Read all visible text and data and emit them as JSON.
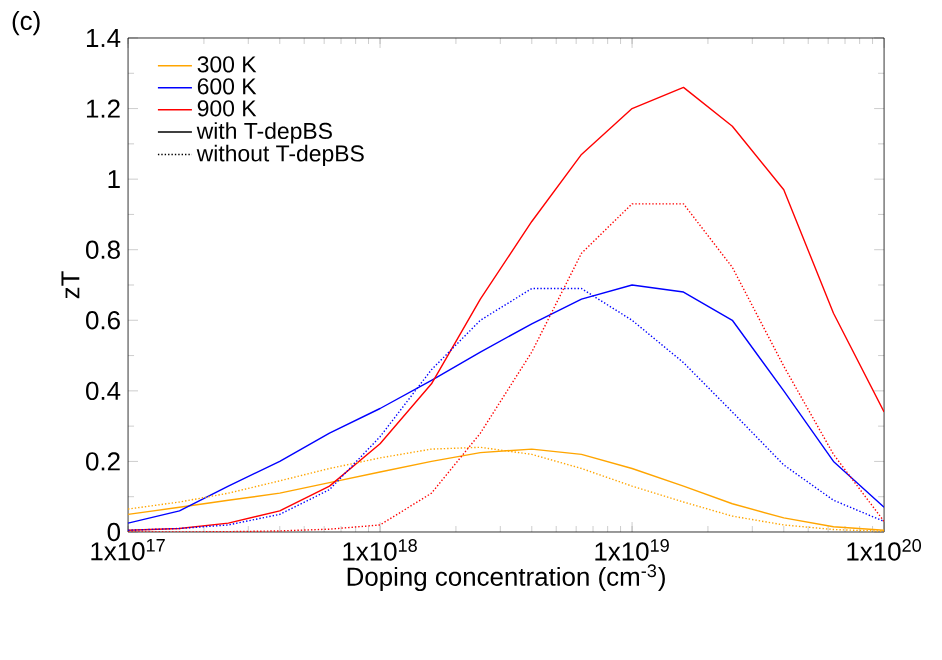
{
  "chart_data": {
    "type": "line",
    "xlabel": "Doping concentration (cm$^{-3}$)",
    "ylabel": "zT",
    "annotations": [
      "(c)"
    ],
    "log": "x",
    "legend": "top left",
    "marker": "none",
    "xlim": [
      1e+17,
      1e+20
    ],
    "xticks": [
      {
        "value": 1e+17,
        "label": "1x10$^{17}$"
      },
      {
        "value": 1e+18,
        "label": "1x10$^{18}$"
      },
      {
        "value": 1e+19,
        "label": "1x10$^{19}$"
      },
      {
        "value": 1e+20,
        "label": "1x10$^{20}$"
      }
    ],
    "ylim": [
      0,
      1.4
    ],
    "yticks": [
      0,
      0.2,
      0.4,
      0.6,
      0.8,
      1,
      1.2,
      1.4
    ],
    "x": [
      1e+17,
      1.6e+17,
      2.5e+17,
      4e+17,
      6.3e+17,
      1e+18,
      1.6e+18,
      2.5e+18,
      4e+18,
      6.3e+18,
      1e+19,
      1.6e+19,
      2.5e+19,
      4e+19,
      6.3e+19,
      1e+20
    ],
    "series": [
      {
        "name": "300 K",
        "color": "#ffa500",
        "line_style": "solid",
        "values": [
          0.05,
          0.07,
          0.09,
          0.11,
          0.14,
          0.17,
          0.2,
          0.225,
          0.235,
          0.22,
          0.18,
          0.13,
          0.08,
          0.04,
          0.015,
          0.005
        ]
      },
      {
        "name": "600 K",
        "color": "#0000ff",
        "line_style": "solid",
        "values": [
          0.025,
          0.06,
          0.13,
          0.2,
          0.28,
          0.35,
          0.43,
          0.51,
          0.59,
          0.66,
          0.7,
          0.68,
          0.6,
          0.4,
          0.2,
          0.07
        ]
      },
      {
        "name": "900 K",
        "color": "#ff0000",
        "line_style": "solid",
        "values": [
          0.005,
          0.01,
          0.025,
          0.06,
          0.13,
          0.25,
          0.42,
          0.66,
          0.88,
          1.07,
          1.2,
          1.26,
          1.15,
          0.97,
          0.62,
          0.34
        ]
      },
      {
        "name": "with T-depBS",
        "color": "#000000",
        "line_style": "solid",
        "values": [
          null,
          null,
          null,
          null,
          null,
          null,
          null,
          null,
          null,
          null,
          null,
          null,
          null,
          null,
          null,
          null
        ]
      },
      {
        "name": "without T-depBS",
        "color": "#000000",
        "line_style": "dotted",
        "values": [
          null,
          null,
          null,
          null,
          null,
          null,
          null,
          null,
          null,
          null,
          null,
          null,
          null,
          null,
          null,
          null
        ]
      },
      {
        "color": "#ffa500",
        "line_style": "dotted",
        "values": [
          0.065,
          0.085,
          0.11,
          0.145,
          0.18,
          0.21,
          0.235,
          0.24,
          0.22,
          0.18,
          0.13,
          0.085,
          0.045,
          0.02,
          0.007,
          0.002
        ]
      },
      {
        "color": "#0000ff",
        "line_style": "dotted",
        "values": [
          0.005,
          0.01,
          0.02,
          0.05,
          0.12,
          0.27,
          0.46,
          0.6,
          0.69,
          0.69,
          0.6,
          0.48,
          0.34,
          0.19,
          0.09,
          0.03
        ]
      },
      {
        "color": "#ff0000",
        "line_style": "dotted",
        "values": [
          0,
          0,
          0.001,
          0.003,
          0.008,
          0.02,
          0.11,
          0.28,
          0.51,
          0.79,
          0.93,
          0.93,
          0.75,
          0.47,
          0.22,
          0.03
        ]
      }
    ]
  }
}
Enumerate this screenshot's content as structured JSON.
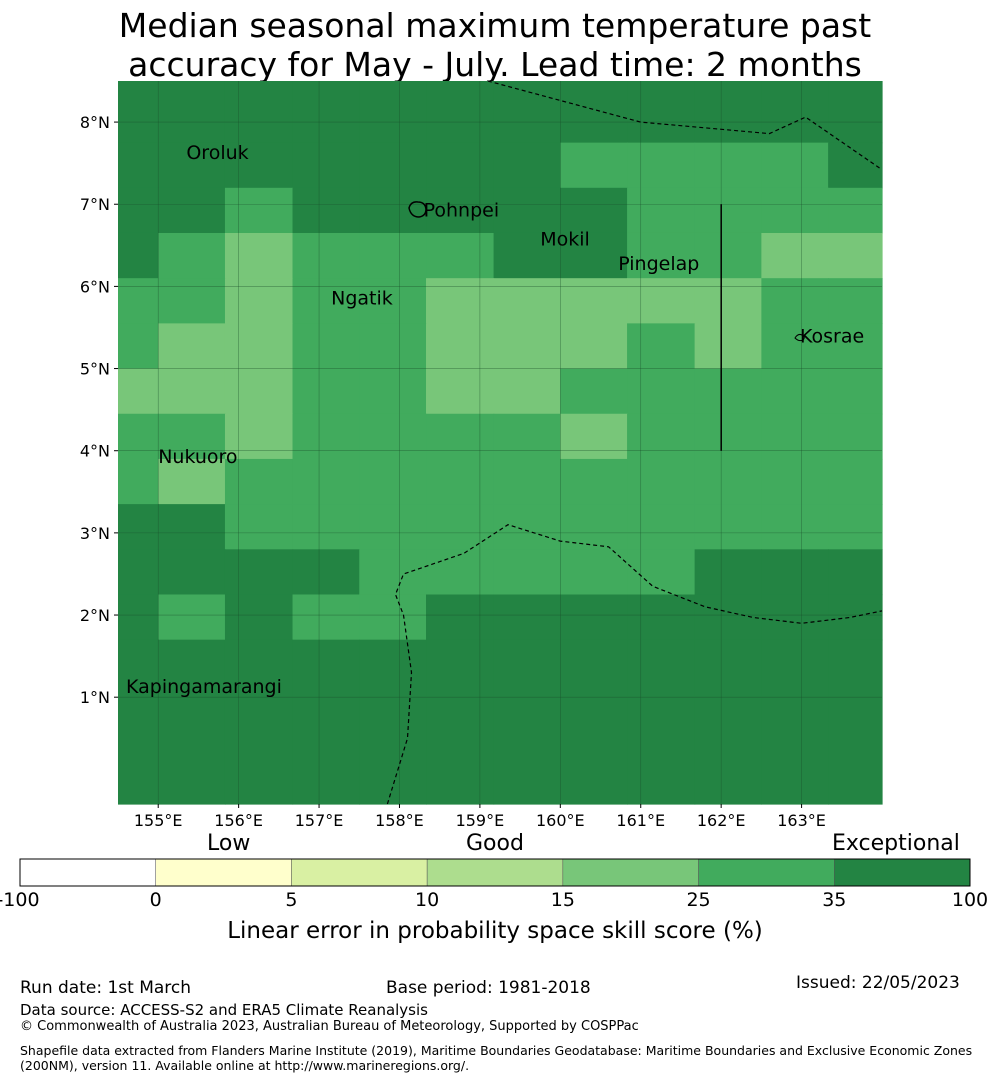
{
  "title": {
    "line1": "Median seasonal maximum temperature past",
    "line2": "accuracy for May - July. Lead time: 2 months"
  },
  "map": {
    "lon_range": [
      154.5,
      164.0
    ],
    "lat_range": [
      -0.3,
      8.5
    ],
    "lat_ticks": [
      {
        "value": 1,
        "label": "1°N"
      },
      {
        "value": 2,
        "label": "2°N"
      },
      {
        "value": 3,
        "label": "3°N"
      },
      {
        "value": 4,
        "label": "4°N"
      },
      {
        "value": 5,
        "label": "5°N"
      },
      {
        "value": 6,
        "label": "6°N"
      },
      {
        "value": 7,
        "label": "7°N"
      },
      {
        "value": 8,
        "label": "8°N"
      }
    ],
    "lon_ticks": [
      {
        "value": 155,
        "label": "155°E"
      },
      {
        "value": 156,
        "label": "156°E"
      },
      {
        "value": 157,
        "label": "157°E"
      },
      {
        "value": 158,
        "label": "158°E"
      },
      {
        "value": 159,
        "label": "159°E"
      },
      {
        "value": 160,
        "label": "160°E"
      },
      {
        "value": 161,
        "label": "161°E"
      },
      {
        "value": 162,
        "label": "162°E"
      },
      {
        "value": 163,
        "label": "163°E"
      }
    ],
    "cell_edges_lon": [
      154.5,
      155.0,
      155.83,
      156.67,
      157.5,
      158.33,
      159.17,
      160.0,
      160.83,
      161.67,
      162.5,
      163.33,
      164.0
    ],
    "cell_edges_lat": [
      8.5,
      7.75,
      7.2,
      6.65,
      6.1,
      5.55,
      5.0,
      4.45,
      3.9,
      3.35,
      2.8,
      2.25,
      1.7,
      -0.3
    ],
    "skill_classes": [
      "A",
      "A",
      "A",
      "A",
      "A",
      "A",
      "A",
      "A",
      "A",
      "A",
      "A",
      "A",
      "A",
      "A",
      "A",
      "A",
      "A",
      "A",
      "A",
      "M",
      "M",
      "M",
      "M",
      "A",
      "A",
      "A",
      "M",
      "A",
      "A",
      "A",
      "A",
      "A",
      "M",
      "M",
      "M",
      "M",
      "A",
      "M",
      "L",
      "M",
      "M",
      "M",
      "A",
      "A",
      "M",
      "M",
      "L",
      "L",
      "M",
      "M",
      "L",
      "M",
      "M",
      "L",
      "L",
      "L",
      "L",
      "L",
      "M",
      "M",
      "M",
      "L",
      "L",
      "M",
      "M",
      "L",
      "L",
      "L",
      "M",
      "L",
      "M",
      "M",
      "L",
      "L",
      "L",
      "M",
      "M",
      "L",
      "L",
      "M",
      "M",
      "M",
      "M",
      "M",
      "M",
      "M",
      "L",
      "M",
      "M",
      "M",
      "M",
      "L",
      "M",
      "M",
      "M",
      "M",
      "M",
      "L",
      "M",
      "M",
      "M",
      "M",
      "M",
      "M",
      "M",
      "M",
      "M",
      "M",
      "A",
      "A",
      "M",
      "M",
      "M",
      "M",
      "M",
      "M",
      "M",
      "M",
      "M",
      "M",
      "A",
      "A",
      "A",
      "A",
      "M",
      "M",
      "M",
      "M",
      "M",
      "A",
      "A",
      "A",
      "A",
      "M",
      "A",
      "M",
      "M",
      "A",
      "A",
      "A",
      "A",
      "A",
      "A",
      "A",
      "A",
      "A",
      "A",
      "A",
      "A",
      "A",
      "A",
      "A",
      "A",
      "A",
      "A",
      "A"
    ],
    "class_colors": {
      "A": "#238443",
      "M": "#41ab5d",
      "L": "#78c679"
    },
    "islands": [
      {
        "name": "Oroluk",
        "lon": 155.35,
        "lat": 7.55
      },
      {
        "name": "Pohnpei",
        "lon": 158.3,
        "lat": 6.85
      },
      {
        "name": "Mokil",
        "lon": 159.75,
        "lat": 6.5
      },
      {
        "name": "Pingelap",
        "lon": 160.72,
        "lat": 6.2
      },
      {
        "name": "Ngatik",
        "lon": 157.15,
        "lat": 5.78
      },
      {
        "name": "Kosrae",
        "lon": 162.98,
        "lat": 5.32
      },
      {
        "name": "Nukuoro",
        "lon": 155.0,
        "lat": 3.85
      },
      {
        "name": "Kapingamarangi",
        "lon": 154.6,
        "lat": 1.05
      }
    ],
    "eez_boundary_north": [
      [
        159.1,
        8.5
      ],
      [
        161.0,
        8.0
      ],
      [
        162.6,
        7.86
      ],
      [
        163.05,
        8.06
      ],
      [
        164.0,
        7.42
      ]
    ],
    "eez_boundary_south": [
      [
        157.85,
        -0.3
      ],
      [
        158.1,
        0.5
      ],
      [
        158.15,
        1.3
      ],
      [
        158.05,
        2.0
      ],
      [
        157.95,
        2.25
      ],
      [
        158.05,
        2.5
      ],
      [
        158.8,
        2.75
      ],
      [
        159.35,
        3.1
      ],
      [
        160.0,
        2.9
      ],
      [
        160.6,
        2.83
      ],
      [
        161.15,
        2.35
      ],
      [
        161.8,
        2.1
      ],
      [
        162.4,
        1.97
      ],
      [
        163.0,
        1.9
      ],
      [
        163.6,
        1.97
      ],
      [
        164.0,
        2.05
      ]
    ],
    "eez_boundary_vertical": [
      [
        162.0,
        4.0
      ],
      [
        162.0,
        7.0
      ]
    ]
  },
  "legend": {
    "categories": {
      "low": "Low",
      "good": "Good",
      "exceptional": "Exceptional"
    },
    "tick_labels": [
      "-100",
      "0",
      "5",
      "10",
      "15",
      "25",
      "35",
      "100"
    ],
    "bin_colors": [
      "#ffffff",
      "#ffffcc",
      "#d9f0a3",
      "#addd8e",
      "#78c679",
      "#41ab5d",
      "#238443"
    ],
    "title": "Linear error in probability space skill score (%)"
  },
  "footer": {
    "run_date": "Run date: 1st March",
    "base_period": "Base period: 1981-2018",
    "issued": "Issued: 22/05/2023",
    "data_source": "Data source: ACCESS-S2 and ERA5 Climate Reanalysis",
    "copyright": "© Commonwealth of Australia 2023, Australian Bureau of Meteorology, Supported by COSPPac",
    "shapefile_line1": "Shapefile data extracted from Flanders Marine Institute (2019), Maritime Boundaries Geodatabase: Maritime Boundaries and Exclusive Economic Zones",
    "shapefile_line2": "(200NM), version 11. Available online at http://www.marineregions.org/."
  }
}
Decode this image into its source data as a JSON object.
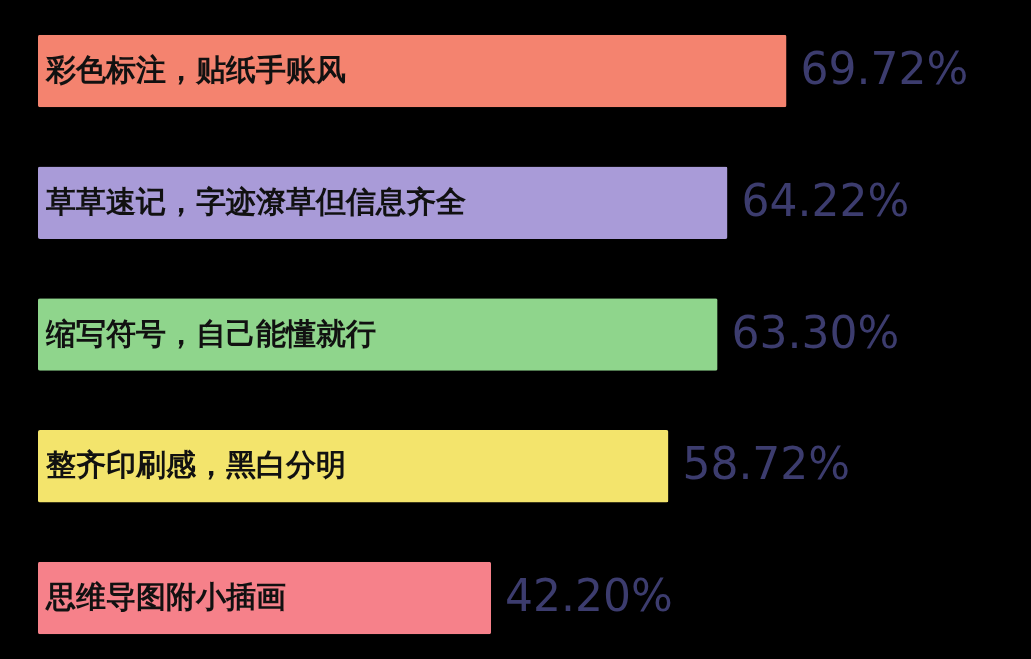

────────────────────────────────────────

§ **REQUIREMENT**:
Locate all lines holding the word "depBS", then copy them out.

§ **RESPONSE BELOW**:
        "name": "with T-depBS",
        "name": "without T-depBS",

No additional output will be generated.